>> Begin Extracted entries
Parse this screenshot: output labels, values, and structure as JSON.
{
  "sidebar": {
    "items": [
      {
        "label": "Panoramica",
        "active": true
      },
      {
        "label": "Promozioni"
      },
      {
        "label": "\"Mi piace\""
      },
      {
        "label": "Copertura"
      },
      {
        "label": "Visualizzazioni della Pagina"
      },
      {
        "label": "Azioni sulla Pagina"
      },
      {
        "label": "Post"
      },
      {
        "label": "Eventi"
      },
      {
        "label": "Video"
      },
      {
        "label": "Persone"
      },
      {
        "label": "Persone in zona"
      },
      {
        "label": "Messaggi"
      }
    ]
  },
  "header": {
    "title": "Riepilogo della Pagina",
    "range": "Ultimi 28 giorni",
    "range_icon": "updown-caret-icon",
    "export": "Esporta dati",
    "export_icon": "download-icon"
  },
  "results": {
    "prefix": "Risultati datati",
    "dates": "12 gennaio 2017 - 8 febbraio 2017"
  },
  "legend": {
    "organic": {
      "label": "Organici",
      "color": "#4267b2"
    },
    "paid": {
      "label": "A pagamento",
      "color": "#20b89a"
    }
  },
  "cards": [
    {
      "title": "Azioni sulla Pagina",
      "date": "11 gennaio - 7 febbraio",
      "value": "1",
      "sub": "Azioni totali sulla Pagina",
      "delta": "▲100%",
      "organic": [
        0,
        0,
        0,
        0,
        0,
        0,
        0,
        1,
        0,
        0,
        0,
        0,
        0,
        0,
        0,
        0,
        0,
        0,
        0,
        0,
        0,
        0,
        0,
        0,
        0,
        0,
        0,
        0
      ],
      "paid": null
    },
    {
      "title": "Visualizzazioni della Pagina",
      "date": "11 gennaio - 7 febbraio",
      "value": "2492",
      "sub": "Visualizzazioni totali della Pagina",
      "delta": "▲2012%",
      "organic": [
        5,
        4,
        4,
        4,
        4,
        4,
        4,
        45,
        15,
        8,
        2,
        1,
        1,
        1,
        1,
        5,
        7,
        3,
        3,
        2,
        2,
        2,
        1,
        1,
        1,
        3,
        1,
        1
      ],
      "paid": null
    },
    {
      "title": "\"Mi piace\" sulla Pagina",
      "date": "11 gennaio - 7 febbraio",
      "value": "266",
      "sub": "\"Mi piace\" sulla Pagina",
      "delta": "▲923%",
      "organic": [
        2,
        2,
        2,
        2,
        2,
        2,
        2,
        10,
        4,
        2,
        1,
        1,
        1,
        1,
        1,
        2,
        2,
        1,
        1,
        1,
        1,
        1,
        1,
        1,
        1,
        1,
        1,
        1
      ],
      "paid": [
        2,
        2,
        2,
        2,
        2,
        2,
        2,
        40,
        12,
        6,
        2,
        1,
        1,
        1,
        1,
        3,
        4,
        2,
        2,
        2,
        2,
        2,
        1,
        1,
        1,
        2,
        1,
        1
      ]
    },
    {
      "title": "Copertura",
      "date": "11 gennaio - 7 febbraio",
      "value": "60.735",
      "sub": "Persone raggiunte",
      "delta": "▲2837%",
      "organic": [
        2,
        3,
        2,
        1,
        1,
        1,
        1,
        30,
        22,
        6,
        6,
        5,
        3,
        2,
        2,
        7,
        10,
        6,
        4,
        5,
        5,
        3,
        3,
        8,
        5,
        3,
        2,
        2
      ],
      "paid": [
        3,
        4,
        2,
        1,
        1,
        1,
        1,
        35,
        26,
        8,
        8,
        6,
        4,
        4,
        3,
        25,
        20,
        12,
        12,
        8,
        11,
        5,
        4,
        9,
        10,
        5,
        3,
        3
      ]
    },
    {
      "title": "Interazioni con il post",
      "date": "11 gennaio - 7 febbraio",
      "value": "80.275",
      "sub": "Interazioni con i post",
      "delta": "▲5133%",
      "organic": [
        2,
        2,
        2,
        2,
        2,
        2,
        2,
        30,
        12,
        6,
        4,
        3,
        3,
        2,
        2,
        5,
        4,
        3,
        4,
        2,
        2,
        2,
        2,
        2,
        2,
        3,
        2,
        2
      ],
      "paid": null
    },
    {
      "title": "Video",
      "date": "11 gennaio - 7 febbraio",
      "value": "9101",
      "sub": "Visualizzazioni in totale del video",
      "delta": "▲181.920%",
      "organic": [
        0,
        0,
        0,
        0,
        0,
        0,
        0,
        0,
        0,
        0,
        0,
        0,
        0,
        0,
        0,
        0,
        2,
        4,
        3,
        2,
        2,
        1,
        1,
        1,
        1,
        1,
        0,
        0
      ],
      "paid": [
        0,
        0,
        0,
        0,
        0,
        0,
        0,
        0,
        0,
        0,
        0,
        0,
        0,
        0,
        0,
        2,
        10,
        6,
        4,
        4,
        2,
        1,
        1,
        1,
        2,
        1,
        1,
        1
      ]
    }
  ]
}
>> End Extracted entries
Restate all of the entries above precisely.

Output below
Parse this screenshot: output labels, values, and structure as JSON.
{
  "sidebar": {
    "items": [
      {
        "label": "Panoramica",
        "active": true
      },
      {
        "label": "Promozioni"
      },
      {
        "label": "\"Mi piace\""
      },
      {
        "label": "Copertura"
      },
      {
        "label": "Visualizzazioni della Pagina"
      },
      {
        "label": "Azioni sulla Pagina"
      },
      {
        "label": "Post"
      },
      {
        "label": "Eventi"
      },
      {
        "label": "Video"
      },
      {
        "label": "Persone"
      },
      {
        "label": "Persone in zona"
      },
      {
        "label": "Messaggi"
      }
    ]
  },
  "header": {
    "title": "Riepilogo della Pagina",
    "range": "Ultimi 28 giorni",
    "range_icon": "updown-caret-icon",
    "export": "Esporta dati",
    "export_icon": "download-icon"
  },
  "results": {
    "prefix": "Risultati datati",
    "dates": "12 gennaio 2017 - 8 febbraio 2017"
  },
  "legend": {
    "organic": {
      "label": "Organici",
      "color": "#4267b2"
    },
    "paid": {
      "label": "A pagamento",
      "color": "#20b89a"
    }
  },
  "cards": [
    {
      "title": "Azioni sulla Pagina",
      "date": "11 gennaio - 7 febbraio",
      "value": "1",
      "sub": "Azioni totali sulla Pagina",
      "delta": "▲100%",
      "organic": [
        0,
        0,
        0,
        0,
        0,
        0,
        0,
        1,
        0,
        0,
        0,
        0,
        0,
        0,
        0,
        0,
        0,
        0,
        0,
        0,
        0,
        0,
        0,
        0,
        0,
        0,
        0,
        0
      ],
      "paid": null
    },
    {
      "title": "Visualizzazioni della Pagina",
      "date": "11 gennaio - 7 febbraio",
      "value": "2492",
      "sub": "Visualizzazioni totali della Pagina",
      "delta": "▲2012%",
      "organic": [
        5,
        4,
        4,
        4,
        4,
        4,
        4,
        45,
        15,
        8,
        2,
        1,
        1,
        1,
        1,
        5,
        7,
        3,
        3,
        2,
        2,
        2,
        1,
        1,
        1,
        3,
        1,
        1
      ],
      "paid": null
    },
    {
      "title": "\"Mi piace\" sulla Pagina",
      "date": "11 gennaio - 7 febbraio",
      "value": "266",
      "sub": "\"Mi piace\" sulla Pagina",
      "delta": "▲923%",
      "organic": [
        2,
        2,
        2,
        2,
        2,
        2,
        2,
        10,
        4,
        2,
        1,
        1,
        1,
        1,
        1,
        2,
        2,
        1,
        1,
        1,
        1,
        1,
        1,
        1,
        1,
        1,
        1,
        1
      ],
      "paid": [
        2,
        2,
        2,
        2,
        2,
        2,
        2,
        40,
        12,
        6,
        2,
        1,
        1,
        1,
        1,
        3,
        4,
        2,
        2,
        2,
        2,
        2,
        1,
        1,
        1,
        2,
        1,
        1
      ]
    },
    {
      "title": "Copertura",
      "date": "11 gennaio - 7 febbraio",
      "value": "60.735",
      "sub": "Persone raggiunte",
      "delta": "▲2837%",
      "organic": [
        2,
        3,
        2,
        1,
        1,
        1,
        1,
        30,
        22,
        6,
        6,
        5,
        3,
        2,
        2,
        7,
        10,
        6,
        4,
        5,
        5,
        3,
        3,
        8,
        5,
        3,
        2,
        2
      ],
      "paid": [
        3,
        4,
        2,
        1,
        1,
        1,
        1,
        35,
        26,
        8,
        8,
        6,
        4,
        4,
        3,
        25,
        20,
        12,
        12,
        8,
        11,
        5,
        4,
        9,
        10,
        5,
        3,
        3
      ]
    },
    {
      "title": "Interazioni con il post",
      "date": "11 gennaio - 7 febbraio",
      "value": "80.275",
      "sub": "Interazioni con i post",
      "delta": "▲5133%",
      "organic": [
        2,
        2,
        2,
        2,
        2,
        2,
        2,
        30,
        12,
        6,
        4,
        3,
        3,
        2,
        2,
        5,
        4,
        3,
        4,
        2,
        2,
        2,
        2,
        2,
        2,
        3,
        2,
        2
      ],
      "paid": null
    },
    {
      "title": "Video",
      "date": "11 gennaio - 7 febbraio",
      "value": "9101",
      "sub": "Visualizzazioni in totale del video",
      "delta": "▲181.920%",
      "organic": [
        0,
        0,
        0,
        0,
        0,
        0,
        0,
        0,
        0,
        0,
        0,
        0,
        0,
        0,
        0,
        0,
        2,
        4,
        3,
        2,
        2,
        1,
        1,
        1,
        1,
        1,
        0,
        0
      ],
      "paid": [
        0,
        0,
        0,
        0,
        0,
        0,
        0,
        0,
        0,
        0,
        0,
        0,
        0,
        0,
        0,
        2,
        10,
        6,
        4,
        4,
        2,
        1,
        1,
        1,
        2,
        1,
        1,
        1
      ]
    }
  ]
}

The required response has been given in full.